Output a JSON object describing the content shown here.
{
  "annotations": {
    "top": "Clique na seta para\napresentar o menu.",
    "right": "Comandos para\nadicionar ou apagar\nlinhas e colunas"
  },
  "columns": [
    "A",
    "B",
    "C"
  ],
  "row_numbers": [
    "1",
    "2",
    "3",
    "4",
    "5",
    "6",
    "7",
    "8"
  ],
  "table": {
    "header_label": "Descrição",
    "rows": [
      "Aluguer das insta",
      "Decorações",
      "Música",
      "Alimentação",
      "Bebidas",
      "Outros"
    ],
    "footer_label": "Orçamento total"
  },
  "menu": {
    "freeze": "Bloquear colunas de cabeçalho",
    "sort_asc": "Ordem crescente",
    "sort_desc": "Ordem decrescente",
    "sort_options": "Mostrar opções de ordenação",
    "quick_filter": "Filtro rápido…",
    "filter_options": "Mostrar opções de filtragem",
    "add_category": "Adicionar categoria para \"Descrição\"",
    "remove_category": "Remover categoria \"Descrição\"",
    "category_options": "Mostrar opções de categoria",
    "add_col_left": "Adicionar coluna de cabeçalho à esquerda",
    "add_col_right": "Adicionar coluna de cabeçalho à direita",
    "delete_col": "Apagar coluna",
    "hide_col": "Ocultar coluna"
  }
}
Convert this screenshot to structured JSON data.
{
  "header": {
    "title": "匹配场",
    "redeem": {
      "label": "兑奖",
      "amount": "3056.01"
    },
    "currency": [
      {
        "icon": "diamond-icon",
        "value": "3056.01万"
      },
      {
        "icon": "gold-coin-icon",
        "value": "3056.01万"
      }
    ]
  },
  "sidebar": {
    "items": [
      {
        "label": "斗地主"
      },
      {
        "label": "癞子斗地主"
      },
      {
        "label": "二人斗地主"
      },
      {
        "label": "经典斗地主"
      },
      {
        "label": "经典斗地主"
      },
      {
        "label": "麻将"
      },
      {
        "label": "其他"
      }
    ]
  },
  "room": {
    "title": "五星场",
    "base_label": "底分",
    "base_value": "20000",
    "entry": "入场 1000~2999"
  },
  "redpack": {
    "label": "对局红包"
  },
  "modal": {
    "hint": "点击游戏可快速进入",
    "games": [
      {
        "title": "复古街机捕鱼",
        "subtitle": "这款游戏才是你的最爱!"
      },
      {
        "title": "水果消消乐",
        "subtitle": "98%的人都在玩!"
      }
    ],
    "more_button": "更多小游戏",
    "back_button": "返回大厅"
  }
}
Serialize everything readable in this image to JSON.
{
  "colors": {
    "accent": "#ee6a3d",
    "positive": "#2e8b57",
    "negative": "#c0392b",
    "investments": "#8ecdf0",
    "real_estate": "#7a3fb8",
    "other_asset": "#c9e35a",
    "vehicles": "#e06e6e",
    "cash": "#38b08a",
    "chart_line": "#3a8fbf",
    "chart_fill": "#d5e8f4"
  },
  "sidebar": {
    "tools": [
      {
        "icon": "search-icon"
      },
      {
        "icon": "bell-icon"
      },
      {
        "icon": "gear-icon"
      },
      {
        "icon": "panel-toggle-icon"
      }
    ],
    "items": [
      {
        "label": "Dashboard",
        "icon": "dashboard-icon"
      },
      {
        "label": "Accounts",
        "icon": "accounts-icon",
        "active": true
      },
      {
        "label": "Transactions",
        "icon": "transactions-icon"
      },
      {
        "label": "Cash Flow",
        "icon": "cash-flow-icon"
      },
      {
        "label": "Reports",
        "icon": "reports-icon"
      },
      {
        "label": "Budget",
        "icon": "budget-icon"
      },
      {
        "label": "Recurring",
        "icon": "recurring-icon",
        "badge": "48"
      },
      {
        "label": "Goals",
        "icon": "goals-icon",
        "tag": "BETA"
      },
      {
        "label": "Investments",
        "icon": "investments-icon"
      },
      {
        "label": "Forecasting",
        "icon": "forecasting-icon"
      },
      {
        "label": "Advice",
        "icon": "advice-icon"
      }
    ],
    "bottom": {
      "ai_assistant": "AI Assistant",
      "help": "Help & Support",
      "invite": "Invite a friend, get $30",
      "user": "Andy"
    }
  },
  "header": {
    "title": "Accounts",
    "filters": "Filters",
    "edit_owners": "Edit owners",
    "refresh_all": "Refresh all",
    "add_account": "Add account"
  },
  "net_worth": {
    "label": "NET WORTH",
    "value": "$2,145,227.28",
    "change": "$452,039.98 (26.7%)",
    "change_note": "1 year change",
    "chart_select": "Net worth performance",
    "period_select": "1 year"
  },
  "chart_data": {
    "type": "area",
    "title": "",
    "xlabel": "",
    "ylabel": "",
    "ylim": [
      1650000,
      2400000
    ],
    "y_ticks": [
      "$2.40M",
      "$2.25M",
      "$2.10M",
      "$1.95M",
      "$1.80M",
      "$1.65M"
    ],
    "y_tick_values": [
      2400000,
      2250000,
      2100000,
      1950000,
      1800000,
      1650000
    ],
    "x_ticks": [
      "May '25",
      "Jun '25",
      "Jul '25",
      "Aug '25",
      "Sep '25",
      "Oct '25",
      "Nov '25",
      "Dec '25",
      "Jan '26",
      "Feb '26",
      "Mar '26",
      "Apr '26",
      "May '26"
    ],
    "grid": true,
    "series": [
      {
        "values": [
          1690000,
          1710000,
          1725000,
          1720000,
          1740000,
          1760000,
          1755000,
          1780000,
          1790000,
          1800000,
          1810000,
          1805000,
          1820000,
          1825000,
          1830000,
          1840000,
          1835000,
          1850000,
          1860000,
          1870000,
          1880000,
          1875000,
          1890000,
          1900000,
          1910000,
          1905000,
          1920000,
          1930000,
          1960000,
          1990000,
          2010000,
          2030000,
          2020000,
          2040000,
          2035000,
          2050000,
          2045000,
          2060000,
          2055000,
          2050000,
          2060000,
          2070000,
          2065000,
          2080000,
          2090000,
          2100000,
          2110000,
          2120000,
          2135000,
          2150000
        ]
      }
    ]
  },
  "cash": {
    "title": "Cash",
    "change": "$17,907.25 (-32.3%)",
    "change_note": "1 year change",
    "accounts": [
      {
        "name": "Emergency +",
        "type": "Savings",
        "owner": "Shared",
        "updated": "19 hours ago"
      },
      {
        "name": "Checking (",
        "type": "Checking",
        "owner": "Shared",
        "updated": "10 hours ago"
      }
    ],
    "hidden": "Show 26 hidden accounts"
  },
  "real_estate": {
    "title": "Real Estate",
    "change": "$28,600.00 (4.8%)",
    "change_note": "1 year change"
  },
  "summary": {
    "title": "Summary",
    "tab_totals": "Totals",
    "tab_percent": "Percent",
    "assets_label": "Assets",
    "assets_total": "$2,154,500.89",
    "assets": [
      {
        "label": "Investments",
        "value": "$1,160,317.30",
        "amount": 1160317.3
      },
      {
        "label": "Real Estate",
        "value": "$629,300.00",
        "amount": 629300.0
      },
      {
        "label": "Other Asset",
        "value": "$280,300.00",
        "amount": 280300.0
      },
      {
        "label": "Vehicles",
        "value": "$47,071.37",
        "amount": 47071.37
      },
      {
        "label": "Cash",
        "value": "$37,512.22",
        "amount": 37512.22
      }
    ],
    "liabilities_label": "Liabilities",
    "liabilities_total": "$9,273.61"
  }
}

::::::::::

→ Requirements:
Please quote the records above exactly, without skipping a line.

→ Response to the exercise:
Output a JSON object describing the content shown here.
{
  "annotations": {
    "top": "Clique na seta para\napresentar o menu.",
    "right": "Comandos para\nadicionar ou apagar\nlinhas e colunas"
  },
  "columns": [
    "A",
    "B",
    "C"
  ],
  "row_numbers": [
    "1",
    "2",
    "3",
    "4",
    "5",
    "6",
    "7",
    "8"
  ],
  "table": {
    "header_label": "Descrição",
    "rows": [
      "Aluguer das insta",
      "Decorações",
      "Música",
      "Alimentação",
      "Bebidas",
      "Outros"
    ],
    "footer_label": "Orçamento total"
  },
  "menu": {
    "freeze": "Bloquear colunas de cabeçalho",
    "sort_asc": "Ordem crescente",
    "sort_desc": "Ordem decrescente",
    "sort_options": "Mostrar opções de ordenação",
    "quick_filter": "Filtro rápido…",
    "filter_options": "Mostrar opções de filtragem",
    "add_category": "Adicionar categoria para \"Descrição\"",
    "remove_category": "Remover categoria \"Descrição\"",
    "category_options": "Mostrar opções de categoria",
    "add_col_left": "Adicionar coluna de cabeçalho à esquerda",
    "add_col_right": "Adicionar coluna de cabeçalho à direita",
    "delete_col": "Apagar coluna",
    "hide_col": "Ocultar coluna"
  }
}
Convert this screenshot to structured JSON data.
{
  "header": {
    "title": "匹配场",
    "redeem": {
      "label": "兑奖",
      "amount": "3056.01"
    },
    "currency": [
      {
        "icon": "diamond-icon",
        "value": "3056.01万"
      },
      {
        "icon": "gold-coin-icon",
        "value": "3056.01万"
      }
    ]
  },
  "sidebar": {
    "items": [
      {
        "label": "斗地主"
      },
      {
        "label": "癞子斗地主"
      },
      {
        "label": "二人斗地主"
      },
      {
        "label": "经典斗地主"
      },
      {
        "label": "经典斗地主"
      },
      {
        "label": "麻将"
      },
      {
        "label": "其他"
      }
    ]
  },
  "room": {
    "title": "五星场",
    "base_label": "底分",
    "base_value": "20000",
    "entry": "入场 1000~2999"
  },
  "redpack": {
    "label": "对局红包"
  },
  "modal": {
    "hint": "点击游戏可快速进入",
    "games": [
      {
        "title": "复古街机捕鱼",
        "subtitle": "这款游戏才是你的最爱!"
      },
      {
        "title": "水果消消乐",
        "subtitle": "98%的人都在玩!"
      }
    ],
    "more_button": "更多小游戏",
    "back_button": "返回大厅"
  }
}
Serialize everything readable in this image to JSON.
{
  "colors": {
    "accent": "#ee6a3d",
    "positive": "#2e8b57",
    "negative": "#c0392b",
    "investments": "#8ecdf0",
    "real_estate": "#7a3fb8",
    "other_asset": "#c9e35a",
    "vehicles": "#e06e6e",
    "cash": "#38b08a",
    "chart_line": "#3a8fbf",
    "chart_fill": "#d5e8f4"
  },
  "sidebar": {
    "tools": [
      {
        "icon": "search-icon"
      },
      {
        "icon": "bell-icon"
      },
      {
        "icon": "gear-icon"
      },
      {
        "icon": "panel-toggle-icon"
      }
    ],
    "items": [
      {
        "label": "Dashboard",
        "icon": "dashboard-icon"
      },
      {
        "label": "Accounts",
        "icon": "accounts-icon",
        "active": true
      },
      {
        "label": "Transactions",
        "icon": "transactions-icon"
      },
      {
        "label": "Cash Flow",
        "icon": "cash-flow-icon"
      },
      {
        "label": "Reports",
        "icon": "reports-icon"
      },
      {
        "label": "Budget",
        "icon": "budget-icon"
      },
      {
        "label": "Recurring",
        "icon": "recurring-icon",
        "badge": "48"
      },
      {
        "label": "Goals",
        "icon": "goals-icon",
        "tag": "BETA"
      },
      {
        "label": "Investments",
        "icon": "investments-icon"
      },
      {
        "label": "Forecasting",
        "icon": "forecasting-icon"
      },
      {
        "label": "Advice",
        "icon": "advice-icon"
      }
    ],
    "bottom": {
      "ai_assistant": "AI Assistant",
      "help": "Help & Support",
      "invite": "Invite a friend, get $30",
      "user": "Andy"
    }
  },
  "header": {
    "title": "Accounts",
    "filters": "Filters",
    "edit_owners": "Edit owners",
    "refresh_all": "Refresh all",
    "add_account": "Add account"
  },
  "net_worth": {
    "label": "NET WORTH",
    "value": "$2,145,227.28",
    "change": "$452,039.98 (26.7%)",
    "change_note": "1 year change",
    "chart_select": "Net worth performance",
    "period_select": "1 year"
  },
  "chart_data": {
    "type": "area",
    "title": "",
    "xlabel": "",
    "ylabel": "",
    "ylim": [
      1650000,
      2400000
    ],
    "y_ticks": [
      "$2.40M",
      "$2.25M",
      "$2.10M",
      "$1.95M",
      "$1.80M",
      "$1.65M"
    ],
    "y_tick_values": [
      2400000,
      2250000,
      2100000,
      1950000,
      1800000,
      1650000
    ],
    "x_ticks": [
      "May '25",
      "Jun '25",
      "Jul '25",
      "Aug '25",
      "Sep '25",
      "Oct '25",
      "Nov '25",
      "Dec '25",
      "Jan '26",
      "Feb '26",
      "Mar '26",
      "Apr '26",
      "May '26"
    ],
    "grid": true,
    "series": [
      {
        "values": [
          1690000,
          1710000,
          1725000,
          1720000,
          1740000,
          1760000,
          1755000,
          1780000,
          1790000,
          1800000,
          1810000,
          1805000,
          1820000,
          1825000,
          1830000,
          1840000,
          1835000,
          1850000,
          1860000,
          1870000,
          1880000,
          1875000,
          1890000,
          1900000,
          1910000,
          1905000,
          1920000,
          1930000,
          1960000,
          1990000,
          2010000,
          2030000,
          2020000,
          2040000,
          2035000,
          2050000,
          2045000,
          2060000,
          2055000,
          2050000,
          2060000,
          2070000,
          2065000,
          2080000,
          2090000,
          2100000,
          2110000,
          2120000,
          2135000,
          2150000
        ]
      }
    ]
  },
  "cash": {
    "title": "Cash",
    "change": "$17,907.25 (-32.3%)",
    "change_note": "1 year change",
    "accounts": [
      {
        "name": "Emergency +",
        "type": "Savings",
        "owner": "Shared",
        "updated": "19 hours ago"
      },
      {
        "name": "Checking (",
        "type": "Checking",
        "owner": "Shared",
        "updated": "10 hours ago"
      }
    ],
    "hidden": "Show 26 hidden accounts"
  },
  "real_estate": {
    "title": "Real Estate",
    "change": "$28,600.00 (4.8%)",
    "change_note": "1 year change"
  },
  "summary": {
    "title": "Summary",
    "tab_totals": "Totals",
    "tab_percent": "Percent",
    "assets_label": "Assets",
    "assets_total": "$2,154,500.89",
    "assets": [
      {
        "label": "Investments",
        "value": "$1,160,317.30",
        "amount": 1160317.3
      },
      {
        "label": "Real Estate",
        "value": "$629,300.00",
        "amount": 629300.0
      },
      {
        "label": "Other Asset",
        "value": "$280,300.00",
        "amount": 280300.0
      },
      {
        "label": "Vehicles",
        "value": "$47,071.37",
        "amount": 47071.37
      },
      {
        "label": "Cash",
        "value": "$37,512.22",
        "amount": 37512.22
      }
    ],
    "liabilities_label": "Liabilities",
    "liabilities_total": "$9,273.61"
  }
}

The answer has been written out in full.